PROBLEM DESCRIPTION: Return each line of the listing that contains the string "marker".

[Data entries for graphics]
------
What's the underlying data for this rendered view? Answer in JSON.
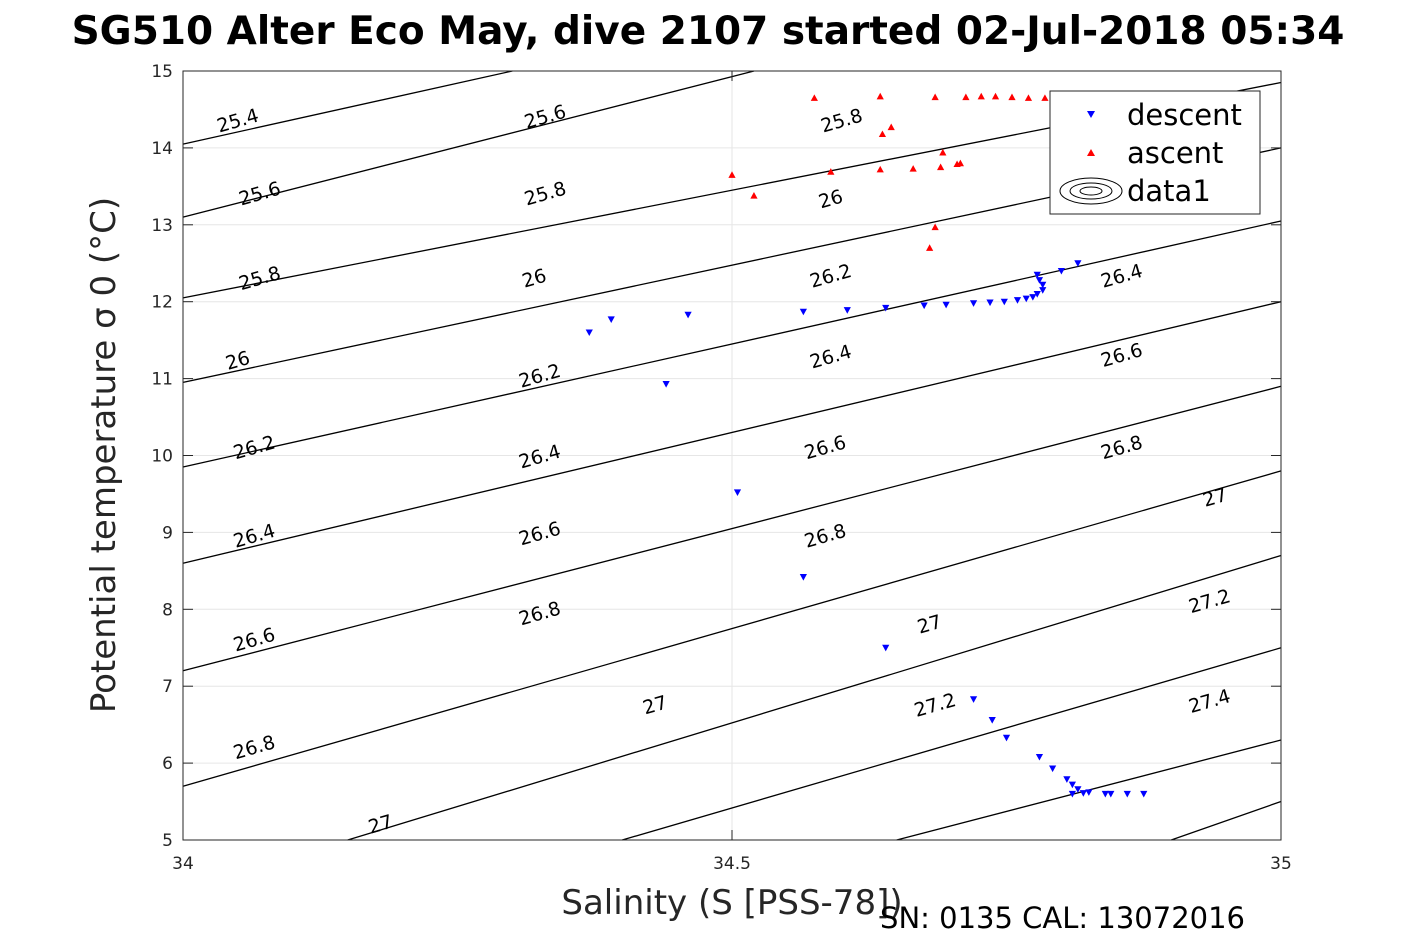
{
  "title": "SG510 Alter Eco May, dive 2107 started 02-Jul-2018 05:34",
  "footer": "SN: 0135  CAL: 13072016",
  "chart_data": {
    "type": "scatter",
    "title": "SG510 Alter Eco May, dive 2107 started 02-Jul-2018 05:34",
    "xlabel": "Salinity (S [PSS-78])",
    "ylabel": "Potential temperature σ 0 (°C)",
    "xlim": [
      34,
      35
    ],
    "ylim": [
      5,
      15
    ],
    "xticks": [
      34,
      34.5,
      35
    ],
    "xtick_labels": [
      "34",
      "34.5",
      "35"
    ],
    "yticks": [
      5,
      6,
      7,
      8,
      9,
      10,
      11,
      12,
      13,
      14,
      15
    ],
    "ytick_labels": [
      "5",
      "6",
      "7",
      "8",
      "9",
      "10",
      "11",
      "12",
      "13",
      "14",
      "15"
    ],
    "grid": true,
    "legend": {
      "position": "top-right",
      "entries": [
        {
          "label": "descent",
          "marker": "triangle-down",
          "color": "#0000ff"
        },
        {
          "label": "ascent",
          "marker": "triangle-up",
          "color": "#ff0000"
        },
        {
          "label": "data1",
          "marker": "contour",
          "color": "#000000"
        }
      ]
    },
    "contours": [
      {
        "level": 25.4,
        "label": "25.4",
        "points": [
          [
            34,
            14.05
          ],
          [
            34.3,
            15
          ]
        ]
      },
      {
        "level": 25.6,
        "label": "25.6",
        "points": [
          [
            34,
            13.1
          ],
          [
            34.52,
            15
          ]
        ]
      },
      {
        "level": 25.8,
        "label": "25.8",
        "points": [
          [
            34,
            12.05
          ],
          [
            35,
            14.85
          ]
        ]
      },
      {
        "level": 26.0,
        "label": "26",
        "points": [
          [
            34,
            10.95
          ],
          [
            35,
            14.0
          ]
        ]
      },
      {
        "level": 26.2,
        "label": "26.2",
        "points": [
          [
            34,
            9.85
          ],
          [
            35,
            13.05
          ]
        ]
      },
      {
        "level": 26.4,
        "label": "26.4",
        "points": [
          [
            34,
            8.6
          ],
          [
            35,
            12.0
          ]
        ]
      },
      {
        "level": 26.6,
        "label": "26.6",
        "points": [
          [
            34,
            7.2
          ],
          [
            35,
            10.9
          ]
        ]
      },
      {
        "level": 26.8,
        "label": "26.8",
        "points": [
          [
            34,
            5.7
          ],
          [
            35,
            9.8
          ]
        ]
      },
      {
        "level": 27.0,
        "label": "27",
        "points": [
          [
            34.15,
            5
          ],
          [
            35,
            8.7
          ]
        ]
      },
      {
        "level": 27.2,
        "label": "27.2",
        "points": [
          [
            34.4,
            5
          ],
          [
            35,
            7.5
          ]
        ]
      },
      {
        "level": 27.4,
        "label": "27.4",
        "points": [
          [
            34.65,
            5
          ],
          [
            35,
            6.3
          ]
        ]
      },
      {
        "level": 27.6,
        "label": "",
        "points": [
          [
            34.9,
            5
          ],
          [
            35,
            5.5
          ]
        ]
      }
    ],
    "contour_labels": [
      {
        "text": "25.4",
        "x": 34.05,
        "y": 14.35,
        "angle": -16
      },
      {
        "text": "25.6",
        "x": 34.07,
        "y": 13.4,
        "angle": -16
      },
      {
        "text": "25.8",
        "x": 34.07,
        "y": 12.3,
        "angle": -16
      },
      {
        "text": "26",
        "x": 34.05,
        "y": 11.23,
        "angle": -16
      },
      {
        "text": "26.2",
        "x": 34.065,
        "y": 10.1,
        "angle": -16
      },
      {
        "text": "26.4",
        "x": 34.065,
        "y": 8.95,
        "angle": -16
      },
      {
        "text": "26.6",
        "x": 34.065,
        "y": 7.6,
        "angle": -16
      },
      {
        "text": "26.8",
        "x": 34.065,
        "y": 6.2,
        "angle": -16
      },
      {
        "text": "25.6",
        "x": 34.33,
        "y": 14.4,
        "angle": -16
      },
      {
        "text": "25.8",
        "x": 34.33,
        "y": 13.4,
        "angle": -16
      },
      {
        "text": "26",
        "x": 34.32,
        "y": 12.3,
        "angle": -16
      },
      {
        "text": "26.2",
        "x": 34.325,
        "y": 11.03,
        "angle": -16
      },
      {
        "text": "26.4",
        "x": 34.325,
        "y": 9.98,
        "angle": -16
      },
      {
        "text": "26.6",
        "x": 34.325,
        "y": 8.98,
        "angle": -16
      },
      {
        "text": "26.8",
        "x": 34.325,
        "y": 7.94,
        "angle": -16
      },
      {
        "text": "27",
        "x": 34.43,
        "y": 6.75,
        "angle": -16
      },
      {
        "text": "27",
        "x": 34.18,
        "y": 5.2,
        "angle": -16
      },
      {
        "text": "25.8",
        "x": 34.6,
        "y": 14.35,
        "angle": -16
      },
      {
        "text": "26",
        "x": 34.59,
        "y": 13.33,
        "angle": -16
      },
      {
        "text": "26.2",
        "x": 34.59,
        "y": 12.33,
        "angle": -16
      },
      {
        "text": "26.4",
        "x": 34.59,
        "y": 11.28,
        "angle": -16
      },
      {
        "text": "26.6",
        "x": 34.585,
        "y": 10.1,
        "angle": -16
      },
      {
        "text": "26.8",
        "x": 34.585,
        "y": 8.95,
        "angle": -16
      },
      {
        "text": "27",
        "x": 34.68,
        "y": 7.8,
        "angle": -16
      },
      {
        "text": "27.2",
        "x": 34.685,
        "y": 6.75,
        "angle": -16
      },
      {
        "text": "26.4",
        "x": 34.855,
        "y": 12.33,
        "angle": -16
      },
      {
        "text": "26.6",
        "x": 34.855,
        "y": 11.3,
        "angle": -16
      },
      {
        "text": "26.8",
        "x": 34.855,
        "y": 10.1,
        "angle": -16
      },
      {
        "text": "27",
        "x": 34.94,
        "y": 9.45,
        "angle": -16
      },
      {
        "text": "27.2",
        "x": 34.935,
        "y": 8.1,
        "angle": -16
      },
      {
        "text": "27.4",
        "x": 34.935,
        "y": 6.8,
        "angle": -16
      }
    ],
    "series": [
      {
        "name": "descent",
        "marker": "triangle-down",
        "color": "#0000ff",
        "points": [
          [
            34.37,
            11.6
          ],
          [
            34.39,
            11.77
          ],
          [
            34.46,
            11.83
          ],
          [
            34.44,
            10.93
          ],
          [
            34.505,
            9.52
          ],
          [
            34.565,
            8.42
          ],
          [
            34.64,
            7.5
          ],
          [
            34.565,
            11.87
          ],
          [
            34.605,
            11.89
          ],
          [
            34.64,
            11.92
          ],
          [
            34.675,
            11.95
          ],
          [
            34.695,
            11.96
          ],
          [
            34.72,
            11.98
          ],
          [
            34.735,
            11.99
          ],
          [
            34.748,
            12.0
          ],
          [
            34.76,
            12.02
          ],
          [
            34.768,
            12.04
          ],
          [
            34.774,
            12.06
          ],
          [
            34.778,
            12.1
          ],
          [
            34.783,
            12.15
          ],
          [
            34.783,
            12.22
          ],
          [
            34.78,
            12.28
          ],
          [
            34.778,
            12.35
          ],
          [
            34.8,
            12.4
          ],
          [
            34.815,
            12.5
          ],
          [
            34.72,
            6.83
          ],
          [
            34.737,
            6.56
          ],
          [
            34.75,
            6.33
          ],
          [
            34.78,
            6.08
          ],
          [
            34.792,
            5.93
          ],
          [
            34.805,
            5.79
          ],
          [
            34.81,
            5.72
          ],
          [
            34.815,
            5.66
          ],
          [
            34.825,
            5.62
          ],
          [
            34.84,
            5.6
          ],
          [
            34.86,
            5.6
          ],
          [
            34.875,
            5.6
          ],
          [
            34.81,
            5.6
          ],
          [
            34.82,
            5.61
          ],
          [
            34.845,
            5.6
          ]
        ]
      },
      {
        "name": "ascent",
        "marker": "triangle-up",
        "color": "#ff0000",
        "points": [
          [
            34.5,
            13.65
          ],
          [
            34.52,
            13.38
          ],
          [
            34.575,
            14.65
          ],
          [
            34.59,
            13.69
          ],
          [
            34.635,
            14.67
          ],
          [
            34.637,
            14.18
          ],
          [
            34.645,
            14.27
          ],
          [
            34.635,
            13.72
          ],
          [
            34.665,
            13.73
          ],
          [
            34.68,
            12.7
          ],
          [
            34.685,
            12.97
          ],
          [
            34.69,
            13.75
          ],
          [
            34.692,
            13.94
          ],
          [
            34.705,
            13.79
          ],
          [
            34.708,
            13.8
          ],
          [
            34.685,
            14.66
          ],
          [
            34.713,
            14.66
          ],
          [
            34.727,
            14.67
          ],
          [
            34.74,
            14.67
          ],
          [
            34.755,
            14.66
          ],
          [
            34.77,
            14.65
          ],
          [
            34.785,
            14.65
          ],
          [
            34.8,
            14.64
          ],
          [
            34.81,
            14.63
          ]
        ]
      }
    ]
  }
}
------
THE OUTPUT:
          "marker": "triangle-down",
          "marker": "triangle-up",
          "marker": "contour",
        "marker": "triangle-down",
        "marker": "triangle-up",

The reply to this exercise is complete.